Material supplied:
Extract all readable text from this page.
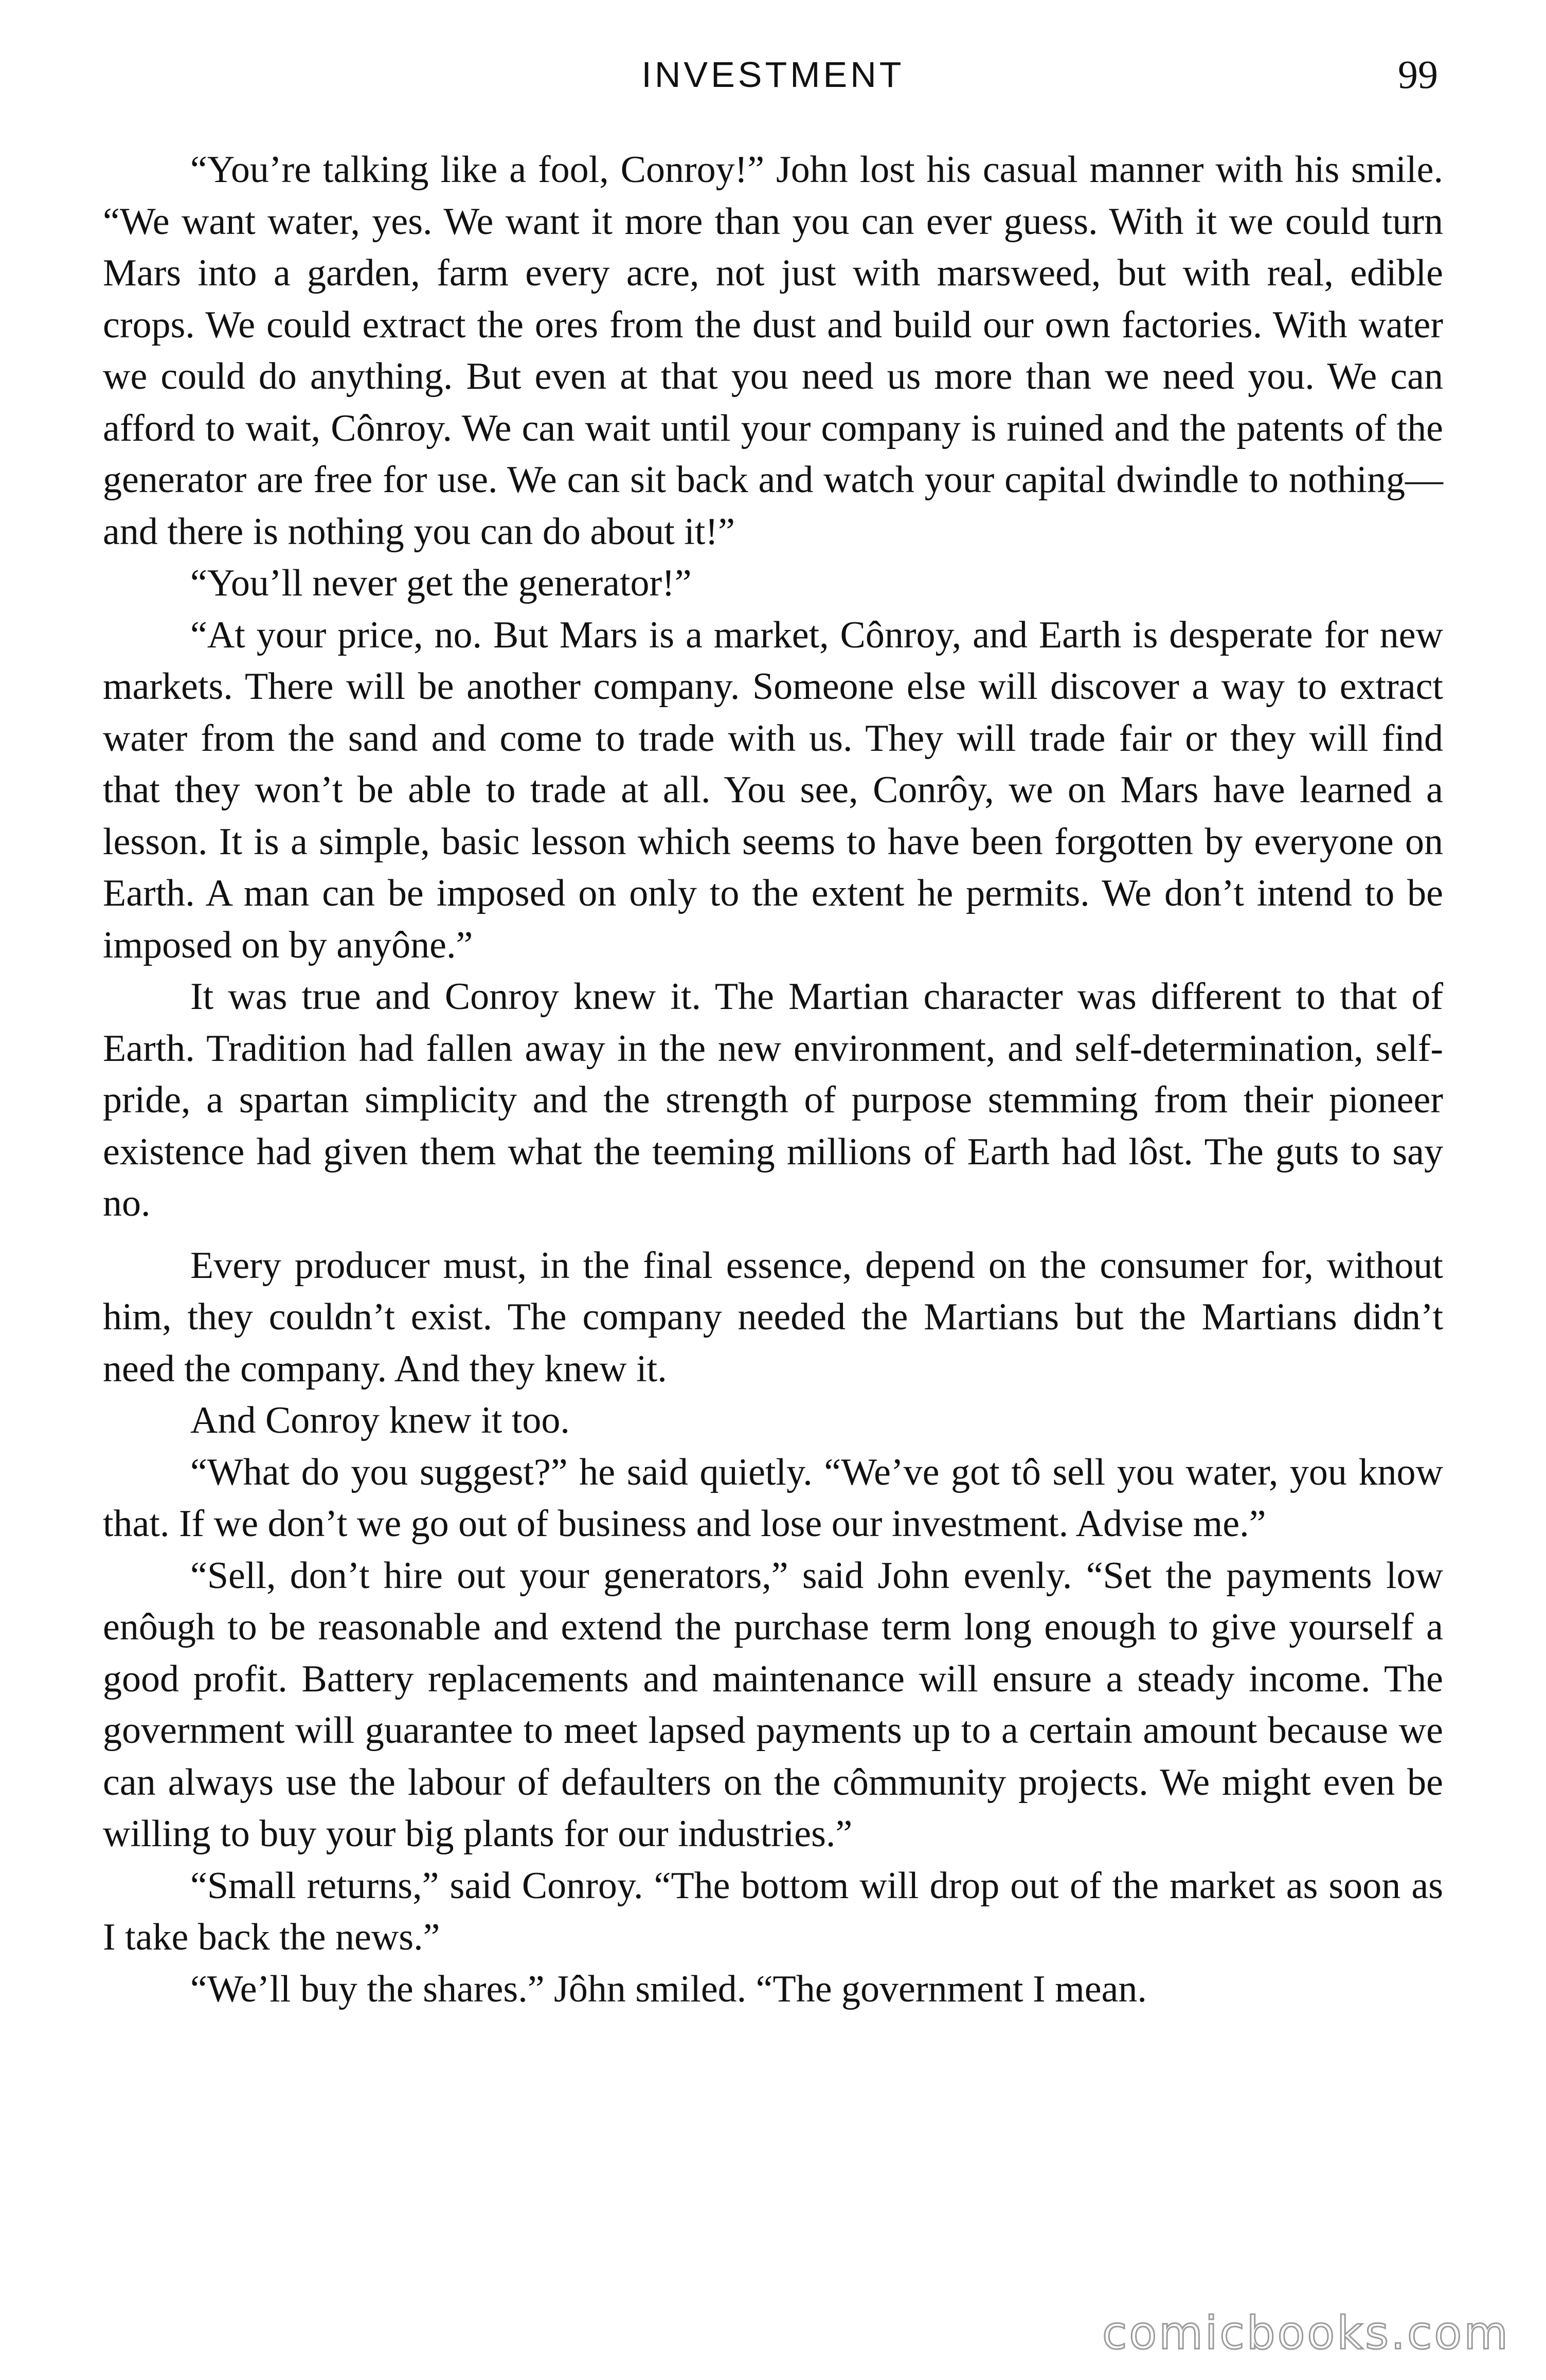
INVESTMENT	99

“You’re talking like a fool, Conroy!” John lost his casual manner with his smile. “We want water, yes. We want it more than you can ever guess. With it we could turn Mars into a garden, farm every acre, not just with marsweed, but with real, edible crops. We could extract the ores from the dust and build our own factories. With water we could do anything. But even at that you need us more than we need you. We can afford to wait, Cônroy. We can wait until your company is ruined and the patents of the generator are free for use. We can sit back and watch your capital dwindle to nothing—and there is nothing you can do about it!”

“You’ll never get the generator!”

“At your price, no. But Mars is a market, Cônroy, and Earth is desperate for new markets. There will be another company. Someone else will discover a way to extract water from the sand and come to trade with us. They will trade fair or they will find that they won’t be able to trade at all. You see, Conrôy, we on Mars have learned a lesson. It is a simple, basic lesson which seems to have been forgotten by everyone on Earth. A man can be imposed on only to the extent he permits. We don’t intend to be imposed on by anyône.”

It was true and Conroy knew it. The Martian character was different to that of Earth. Tradition had fallen away in the new environment, and self-determination, self-pride, a spartan simplicity and the strength of purpose stemming from their pioneer existence had given them what the teeming millions of Earth had lôst. The guts to say no.

Every producer must, in the final essence, depend on the consumer for, without him, they couldn’t exist. The company needed the Martians but the Martians didn’t need the company. And they knew it.

And Conroy knew it too.

“What do you suggest?” he said quietly. “We’ve got tô sell you water, you know that. If we don’t we go out of business and lose our investment. Advise me.”

“Sell, don’t hire out your generators,” said John evenly. “Set the payments low enôugh to be reasonable and extend the purchase term long enough to give yourself a good profit. Battery replacements and maintenance will ensure a steady income. The government will guarantee to meet lapsed payments up to a certain amount because we can always use the labour of defaulters on the cômmunity projects. We might even be willing to buy your big plants for our industries.”

“Small returns,” said Conroy. “The bottom will drop out of the market as soon as I take back the news.”

“We’ll buy the shares.” Jôhn smiled. “The government I mean.

comicbooks.com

Task to complete: Quote the preceding listing precisely and completely, omitting its images.

Output below:
Extract all readable text from this page.
INVESTMENT	99

“You’re talking like a fool, Conroy!” John lost his casual manner with his smile. “We want water, yes. We want it more than you can ever guess. With it we could turn Mars into a garden, farm every acre, not just with marsweed, but with real, edible crops. We could extract the ores from the dust and build our own factories. With water we could do anything. But even at that you need us more than we need you. We can afford to wait, Cônroy. We can wait until your company is ruined and the patents of the generator are free for use. We can sit back and watch your capital dwindle to nothing—and there is nothing you can do about it!”

“You’ll never get the generator!”

“At your price, no. But Mars is a market, Cônroy, and Earth is desperate for new markets. There will be another company. Someone else will discover a way to extract water from the sand and come to trade with us. They will trade fair or they will find that they won’t be able to trade at all. You see, Conrôy, we on Mars have learned a lesson. It is a simple, basic lesson which seems to have been forgotten by everyone on Earth. A man can be imposed on only to the extent he permits. We don’t intend to be imposed on by anyône.”

It was true and Conroy knew it. The Martian character was different to that of Earth. Tradition had fallen away in the new environment, and self-determination, self-pride, a spartan simplicity and the strength of purpose stemming from their pioneer existence had given them what the teeming millions of Earth had lôst. The guts to say no.

Every producer must, in the final essence, depend on the consumer for, without him, they couldn’t exist. The company needed the Martians but the Martians didn’t need the company. And they knew it.

And Conroy knew it too.

“What do you suggest?” he said quietly. “We’ve got tô sell you water, you know that. If we don’t we go out of business and lose our investment. Advise me.”

“Sell, don’t hire out your generators,” said John evenly. “Set the payments low enôugh to be reasonable and extend the purchase term long enough to give yourself a good profit. Battery replacements and maintenance will ensure a steady income. The government will guarantee to meet lapsed payments up to a certain amount because we can always use the labour of defaulters on the cômmunity projects. We might even be willing to buy your big plants for our industries.”

“Small returns,” said Conroy. “The bottom will drop out of the market as soon as I take back the news.”

“We’ll buy the shares.” Jôhn smiled. “The government I mean.

comicbooks.com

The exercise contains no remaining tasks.